--- begin RECORDS TO PROCESS ---

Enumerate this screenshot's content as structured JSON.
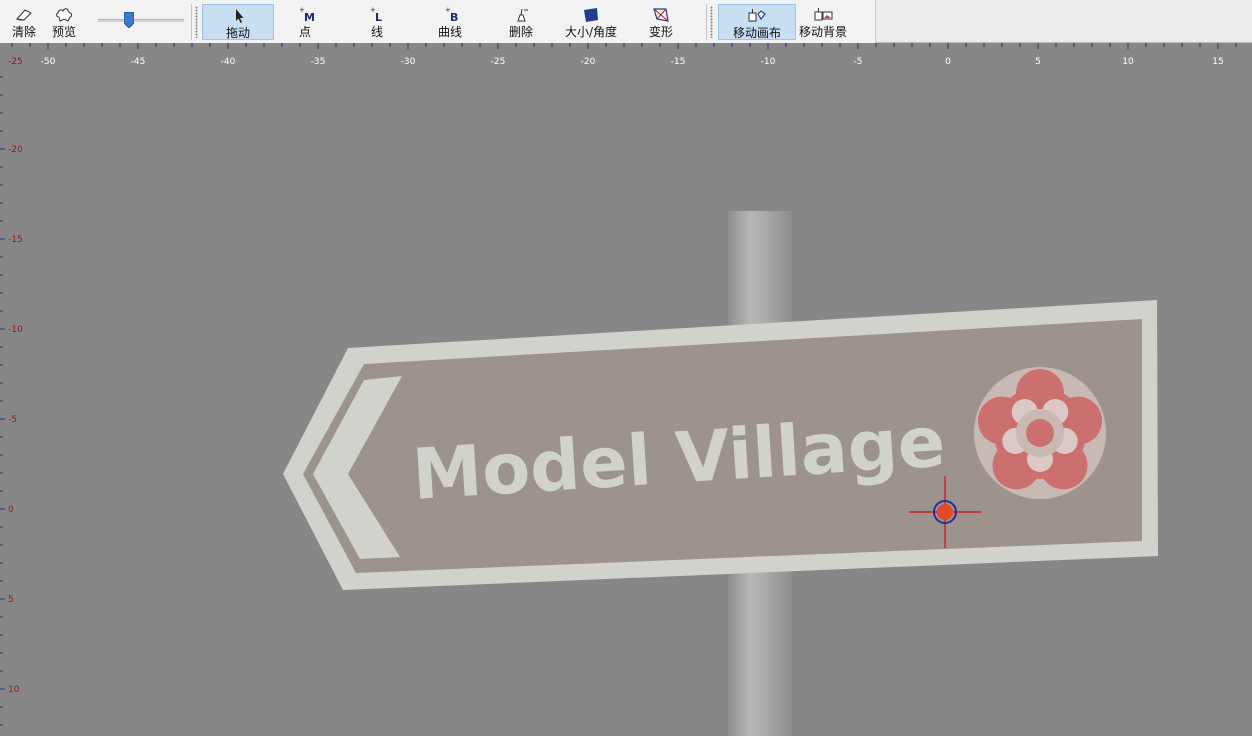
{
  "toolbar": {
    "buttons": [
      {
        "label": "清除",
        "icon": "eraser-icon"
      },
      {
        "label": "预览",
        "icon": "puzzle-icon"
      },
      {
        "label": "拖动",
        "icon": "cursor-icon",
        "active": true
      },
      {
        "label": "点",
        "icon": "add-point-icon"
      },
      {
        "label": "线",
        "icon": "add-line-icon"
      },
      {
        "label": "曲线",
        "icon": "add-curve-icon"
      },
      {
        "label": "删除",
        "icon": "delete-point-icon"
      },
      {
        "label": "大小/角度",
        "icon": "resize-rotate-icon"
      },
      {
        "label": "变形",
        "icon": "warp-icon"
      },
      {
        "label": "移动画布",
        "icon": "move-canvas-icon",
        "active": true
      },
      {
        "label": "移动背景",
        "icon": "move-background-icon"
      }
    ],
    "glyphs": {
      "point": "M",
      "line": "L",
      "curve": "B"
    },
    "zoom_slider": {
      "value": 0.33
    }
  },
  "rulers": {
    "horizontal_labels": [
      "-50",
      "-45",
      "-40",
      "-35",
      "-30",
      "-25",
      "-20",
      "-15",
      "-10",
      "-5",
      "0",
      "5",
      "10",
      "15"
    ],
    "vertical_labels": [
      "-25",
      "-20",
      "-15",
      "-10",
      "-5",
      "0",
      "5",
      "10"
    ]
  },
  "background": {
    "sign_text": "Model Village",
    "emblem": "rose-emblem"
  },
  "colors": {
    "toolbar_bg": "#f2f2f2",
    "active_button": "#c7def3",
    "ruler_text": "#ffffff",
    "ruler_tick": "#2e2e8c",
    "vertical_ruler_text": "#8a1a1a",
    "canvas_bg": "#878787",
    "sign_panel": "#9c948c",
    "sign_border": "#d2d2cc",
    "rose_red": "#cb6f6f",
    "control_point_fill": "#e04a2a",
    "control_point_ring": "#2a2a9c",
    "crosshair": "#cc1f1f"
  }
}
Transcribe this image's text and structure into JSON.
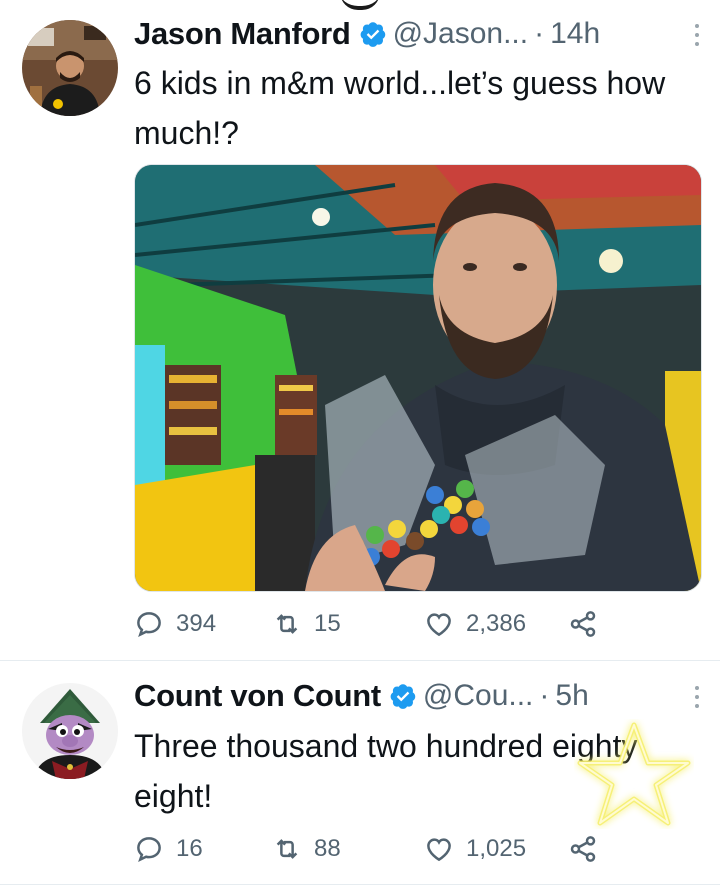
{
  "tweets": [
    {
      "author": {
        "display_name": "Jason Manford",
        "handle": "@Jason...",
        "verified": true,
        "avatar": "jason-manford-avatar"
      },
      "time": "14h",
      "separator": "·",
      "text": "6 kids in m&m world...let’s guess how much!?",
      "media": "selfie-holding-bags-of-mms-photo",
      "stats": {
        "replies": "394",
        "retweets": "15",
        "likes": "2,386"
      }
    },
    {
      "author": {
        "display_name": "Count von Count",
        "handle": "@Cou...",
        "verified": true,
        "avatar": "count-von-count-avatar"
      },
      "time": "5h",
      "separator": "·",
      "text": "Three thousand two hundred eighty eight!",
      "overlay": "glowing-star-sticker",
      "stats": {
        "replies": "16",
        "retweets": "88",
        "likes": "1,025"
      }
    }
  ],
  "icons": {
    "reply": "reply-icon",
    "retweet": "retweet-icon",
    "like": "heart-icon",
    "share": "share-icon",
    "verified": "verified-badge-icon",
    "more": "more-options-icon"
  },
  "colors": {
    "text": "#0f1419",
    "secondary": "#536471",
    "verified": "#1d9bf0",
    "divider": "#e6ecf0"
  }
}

--- end RECORDS TO PROCESS ---

EXERCISE BRIEF >> For the listing above, give the number of lines in which the string "avatar" occurs, and nothing else.

THE ANSWER >> 2